Objective: Omit the images. Copy each entry word for word.
-- Start Material provided --
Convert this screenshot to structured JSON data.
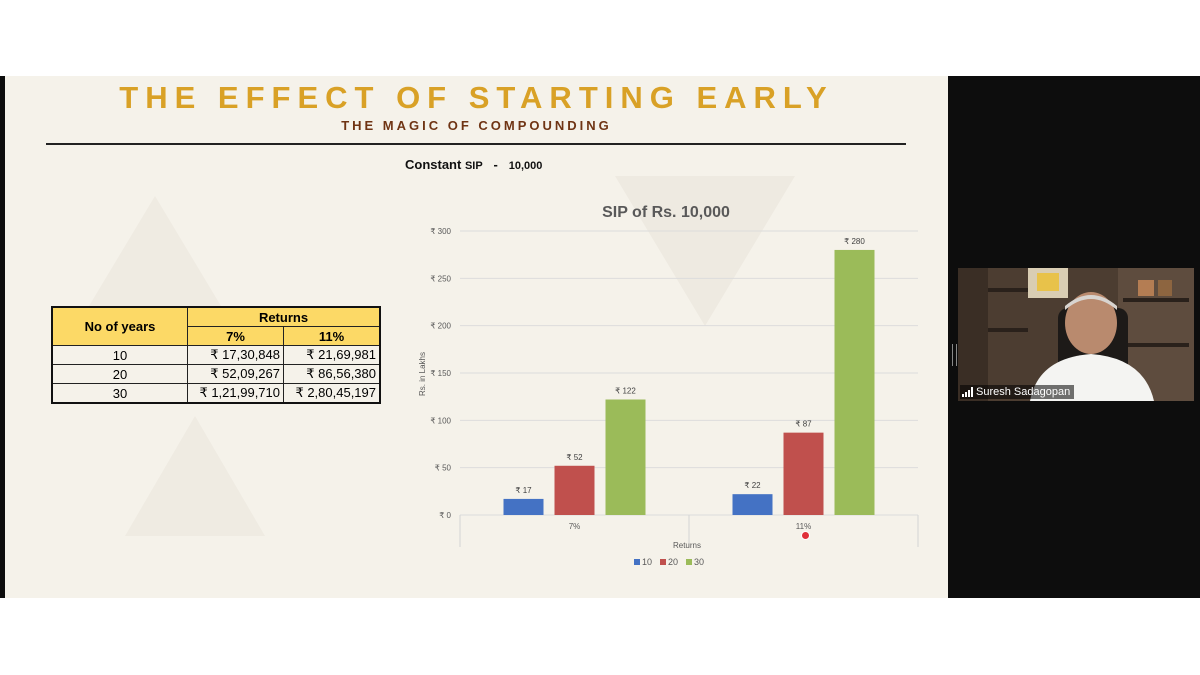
{
  "slide": {
    "title": "THE EFFECT OF STARTING EARLY",
    "subtitle": "THE MAGIC OF COMPOUNDING",
    "constant_label": "Constant ",
    "constant_sip": "SIP",
    "constant_dash": "-",
    "constant_value": "10,000"
  },
  "table": {
    "col_years": "No of years",
    "col_returns": "Returns",
    "rate_1": "7%",
    "rate_2": "11%",
    "rows": [
      {
        "years": "10",
        "r7": "₹ 17,30,848",
        "r11": "₹ 21,69,981"
      },
      {
        "years": "20",
        "r7": "₹ 52,09,267",
        "r11": "₹ 86,56,380"
      },
      {
        "years": "30",
        "r7": "₹ 1,21,99,710",
        "r11": "₹ 2,80,45,197"
      }
    ]
  },
  "chart_data": {
    "type": "bar",
    "title": "SIP of Rs. 10,000",
    "xlabel": "Returns",
    "ylabel": "Rs. in Lakhs",
    "categories": [
      "7%",
      "11%"
    ],
    "series": [
      {
        "name": "10",
        "values": [
          17,
          22
        ],
        "color": "#4472c4"
      },
      {
        "name": "20",
        "values": [
          52,
          87
        ],
        "color": "#c0504d"
      },
      {
        "name": "30",
        "values": [
          122,
          280
        ],
        "color": "#9bbb59"
      }
    ],
    "data_labels": [
      [
        "₹ 17",
        "₹ 22"
      ],
      [
        "₹ 52",
        "₹ 87"
      ],
      [
        "₹ 122",
        "₹ 280"
      ]
    ],
    "ylim": [
      0,
      300
    ],
    "yticks": [
      0,
      50,
      100,
      150,
      200,
      250,
      300
    ],
    "ytick_labels": [
      "₹ 0",
      "₹ 50",
      "₹ 100",
      "₹ 150",
      "₹ 200",
      "₹ 250",
      "₹ 300"
    ],
    "grid": true,
    "legend": "bottom"
  },
  "participant": {
    "name": "Suresh Sadagopan",
    "signal_icon": "signal-bars-icon"
  }
}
-- End Material provided --
The answer:
Convert this screenshot to structured JSON data.
{
  "slide": {
    "title": "THE EFFECT OF STARTING EARLY",
    "subtitle": "THE MAGIC OF COMPOUNDING",
    "constant_label": "Constant ",
    "constant_sip": "SIP",
    "constant_dash": "-",
    "constant_value": "10,000"
  },
  "table": {
    "col_years": "No of years",
    "col_returns": "Returns",
    "rate_1": "7%",
    "rate_2": "11%",
    "rows": [
      {
        "years": "10",
        "r7": "₹ 17,30,848",
        "r11": "₹ 21,69,981"
      },
      {
        "years": "20",
        "r7": "₹ 52,09,267",
        "r11": "₹ 86,56,380"
      },
      {
        "years": "30",
        "r7": "₹ 1,21,99,710",
        "r11": "₹ 2,80,45,197"
      }
    ]
  },
  "chart_data": {
    "type": "bar",
    "title": "SIP of Rs. 10,000",
    "xlabel": "Returns",
    "ylabel": "Rs. in Lakhs",
    "categories": [
      "7%",
      "11%"
    ],
    "series": [
      {
        "name": "10",
        "values": [
          17,
          22
        ],
        "color": "#4472c4"
      },
      {
        "name": "20",
        "values": [
          52,
          87
        ],
        "color": "#c0504d"
      },
      {
        "name": "30",
        "values": [
          122,
          280
        ],
        "color": "#9bbb59"
      }
    ],
    "data_labels": [
      [
        "₹ 17",
        "₹ 22"
      ],
      [
        "₹ 52",
        "₹ 87"
      ],
      [
        "₹ 122",
        "₹ 280"
      ]
    ],
    "ylim": [
      0,
      300
    ],
    "yticks": [
      0,
      50,
      100,
      150,
      200,
      250,
      300
    ],
    "ytick_labels": [
      "₹ 0",
      "₹ 50",
      "₹ 100",
      "₹ 150",
      "₹ 200",
      "₹ 250",
      "₹ 300"
    ],
    "grid": true,
    "legend": "bottom"
  },
  "participant": {
    "name": "Suresh Sadagopan",
    "signal_icon": "signal-bars-icon"
  }
}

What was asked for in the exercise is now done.